**Exercise requirements**: Look through the records that follow. Copy every line containing the word "noise".

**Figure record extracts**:
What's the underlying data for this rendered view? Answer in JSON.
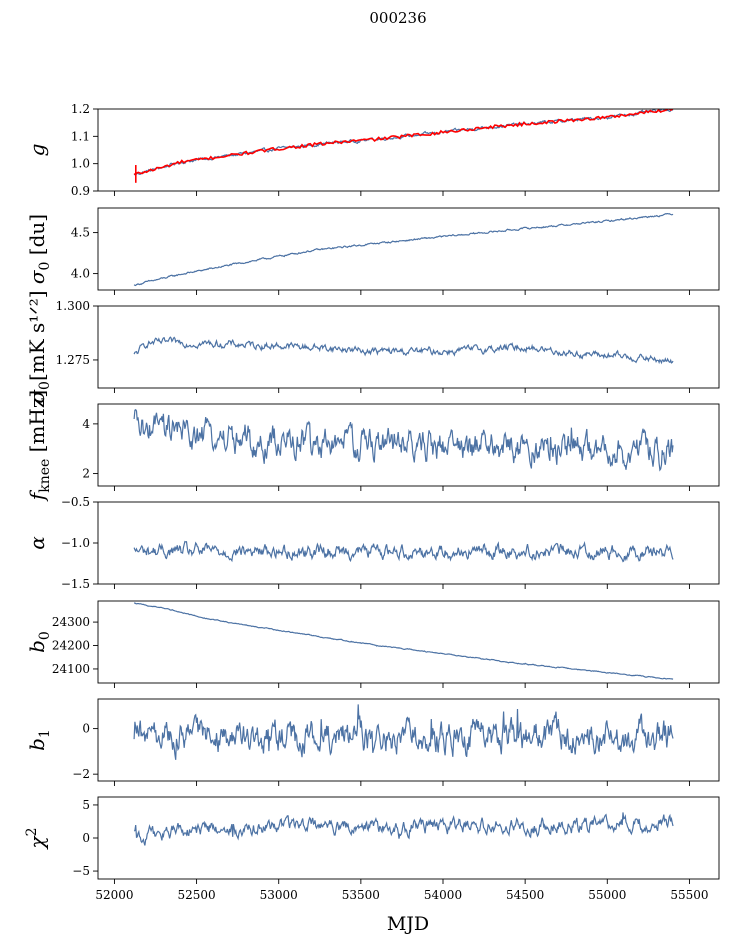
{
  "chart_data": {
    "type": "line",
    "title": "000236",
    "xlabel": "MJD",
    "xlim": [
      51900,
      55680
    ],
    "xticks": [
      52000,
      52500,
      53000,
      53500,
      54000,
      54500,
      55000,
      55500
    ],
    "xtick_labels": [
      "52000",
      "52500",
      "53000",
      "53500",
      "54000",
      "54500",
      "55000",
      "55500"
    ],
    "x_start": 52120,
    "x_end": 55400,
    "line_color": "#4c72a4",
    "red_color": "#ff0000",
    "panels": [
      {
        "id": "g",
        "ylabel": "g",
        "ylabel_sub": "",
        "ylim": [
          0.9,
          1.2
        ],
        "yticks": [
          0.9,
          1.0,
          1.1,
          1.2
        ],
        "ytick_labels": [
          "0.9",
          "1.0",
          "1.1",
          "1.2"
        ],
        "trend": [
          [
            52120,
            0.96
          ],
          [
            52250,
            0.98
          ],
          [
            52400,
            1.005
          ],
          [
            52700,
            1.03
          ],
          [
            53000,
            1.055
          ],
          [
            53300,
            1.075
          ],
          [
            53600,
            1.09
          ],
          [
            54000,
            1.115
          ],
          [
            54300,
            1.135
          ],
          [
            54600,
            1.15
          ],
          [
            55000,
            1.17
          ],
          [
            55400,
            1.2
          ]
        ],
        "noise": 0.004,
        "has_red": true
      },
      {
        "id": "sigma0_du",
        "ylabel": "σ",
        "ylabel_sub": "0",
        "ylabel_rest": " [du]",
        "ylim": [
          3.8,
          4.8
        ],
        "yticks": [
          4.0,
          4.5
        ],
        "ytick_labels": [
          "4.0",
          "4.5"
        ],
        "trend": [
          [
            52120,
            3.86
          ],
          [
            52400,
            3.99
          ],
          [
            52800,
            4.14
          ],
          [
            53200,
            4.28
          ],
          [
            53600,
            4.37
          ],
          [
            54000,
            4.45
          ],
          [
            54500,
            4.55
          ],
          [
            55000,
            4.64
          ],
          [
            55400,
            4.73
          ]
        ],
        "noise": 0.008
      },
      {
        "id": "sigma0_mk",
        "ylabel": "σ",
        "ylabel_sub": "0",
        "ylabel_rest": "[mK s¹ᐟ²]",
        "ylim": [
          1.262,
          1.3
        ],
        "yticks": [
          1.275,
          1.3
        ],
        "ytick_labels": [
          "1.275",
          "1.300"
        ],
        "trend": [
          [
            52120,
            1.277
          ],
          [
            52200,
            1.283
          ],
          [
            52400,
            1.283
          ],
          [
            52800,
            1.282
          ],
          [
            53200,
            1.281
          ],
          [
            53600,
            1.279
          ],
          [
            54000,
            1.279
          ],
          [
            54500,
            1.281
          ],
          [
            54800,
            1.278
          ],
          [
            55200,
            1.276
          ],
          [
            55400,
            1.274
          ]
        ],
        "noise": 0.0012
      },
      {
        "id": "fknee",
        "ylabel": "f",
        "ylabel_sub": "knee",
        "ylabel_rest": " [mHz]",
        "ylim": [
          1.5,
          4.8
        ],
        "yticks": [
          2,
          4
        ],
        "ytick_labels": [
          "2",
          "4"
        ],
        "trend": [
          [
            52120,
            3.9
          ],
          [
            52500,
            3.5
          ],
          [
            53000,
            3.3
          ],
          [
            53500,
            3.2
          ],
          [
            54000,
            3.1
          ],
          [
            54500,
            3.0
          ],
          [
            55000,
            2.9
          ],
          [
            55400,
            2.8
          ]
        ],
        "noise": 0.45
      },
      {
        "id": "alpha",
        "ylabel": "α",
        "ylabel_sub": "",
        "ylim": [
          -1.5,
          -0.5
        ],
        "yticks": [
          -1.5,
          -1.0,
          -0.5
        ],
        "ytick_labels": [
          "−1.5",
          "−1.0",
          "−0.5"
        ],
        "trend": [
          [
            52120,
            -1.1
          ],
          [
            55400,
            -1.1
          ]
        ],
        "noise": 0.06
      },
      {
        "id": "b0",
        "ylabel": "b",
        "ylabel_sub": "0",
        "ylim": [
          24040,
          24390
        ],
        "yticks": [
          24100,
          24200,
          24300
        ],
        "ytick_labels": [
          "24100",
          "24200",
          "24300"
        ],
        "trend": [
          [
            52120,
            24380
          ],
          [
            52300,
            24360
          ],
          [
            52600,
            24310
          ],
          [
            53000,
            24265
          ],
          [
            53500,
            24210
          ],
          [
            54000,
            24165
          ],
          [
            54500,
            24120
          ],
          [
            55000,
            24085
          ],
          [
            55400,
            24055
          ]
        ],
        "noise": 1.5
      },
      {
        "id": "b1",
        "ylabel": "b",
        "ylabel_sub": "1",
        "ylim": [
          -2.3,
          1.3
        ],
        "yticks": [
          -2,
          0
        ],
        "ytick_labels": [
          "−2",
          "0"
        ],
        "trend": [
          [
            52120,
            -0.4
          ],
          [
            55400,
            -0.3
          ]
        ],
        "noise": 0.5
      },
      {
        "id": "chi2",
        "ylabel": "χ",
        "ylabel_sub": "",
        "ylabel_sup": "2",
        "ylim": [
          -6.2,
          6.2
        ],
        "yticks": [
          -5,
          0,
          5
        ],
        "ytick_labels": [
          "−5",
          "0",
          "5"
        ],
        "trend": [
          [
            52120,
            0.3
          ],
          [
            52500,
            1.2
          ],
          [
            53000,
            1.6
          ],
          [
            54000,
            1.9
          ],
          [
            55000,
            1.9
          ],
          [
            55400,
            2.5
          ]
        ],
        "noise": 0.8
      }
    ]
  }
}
* * *
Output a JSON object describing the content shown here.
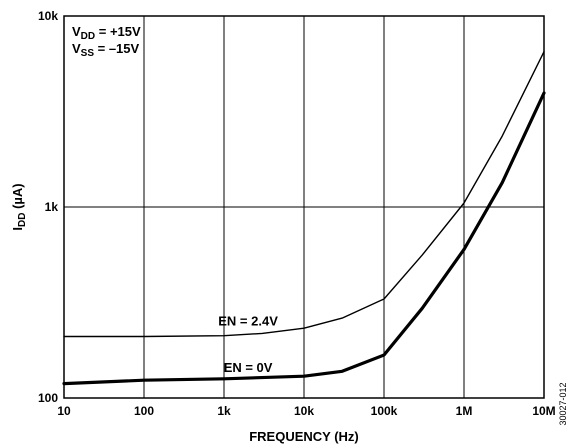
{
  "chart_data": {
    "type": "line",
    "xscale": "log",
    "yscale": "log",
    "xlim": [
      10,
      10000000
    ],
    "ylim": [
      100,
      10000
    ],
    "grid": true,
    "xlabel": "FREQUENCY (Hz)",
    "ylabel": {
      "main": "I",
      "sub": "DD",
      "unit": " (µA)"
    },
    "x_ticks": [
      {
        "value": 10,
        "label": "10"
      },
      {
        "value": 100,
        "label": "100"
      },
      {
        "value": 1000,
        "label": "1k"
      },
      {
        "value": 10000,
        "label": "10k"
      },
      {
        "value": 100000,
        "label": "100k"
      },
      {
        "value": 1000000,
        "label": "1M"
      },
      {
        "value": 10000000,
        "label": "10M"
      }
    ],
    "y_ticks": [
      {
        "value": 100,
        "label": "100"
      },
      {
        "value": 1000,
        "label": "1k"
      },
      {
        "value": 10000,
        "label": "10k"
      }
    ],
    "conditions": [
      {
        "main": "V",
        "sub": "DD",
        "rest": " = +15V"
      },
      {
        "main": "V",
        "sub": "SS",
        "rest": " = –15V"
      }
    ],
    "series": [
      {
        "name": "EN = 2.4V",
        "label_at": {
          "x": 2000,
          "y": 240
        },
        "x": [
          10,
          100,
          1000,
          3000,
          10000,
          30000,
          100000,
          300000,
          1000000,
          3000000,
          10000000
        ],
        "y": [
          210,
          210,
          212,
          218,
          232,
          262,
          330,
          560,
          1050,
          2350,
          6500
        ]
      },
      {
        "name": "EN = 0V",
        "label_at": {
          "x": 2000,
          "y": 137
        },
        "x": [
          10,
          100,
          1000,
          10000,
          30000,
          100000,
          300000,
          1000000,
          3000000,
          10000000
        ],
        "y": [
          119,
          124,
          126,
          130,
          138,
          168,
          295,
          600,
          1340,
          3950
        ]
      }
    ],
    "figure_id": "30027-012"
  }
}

**Full solution**:
        "noise": 0.004,
        "noise": 0.008
        "noise": 0.0012
        "noise": 0.45
        "noise": 0.06
        "noise": 1.5
        "noise": 0.5
        "noise": 0.8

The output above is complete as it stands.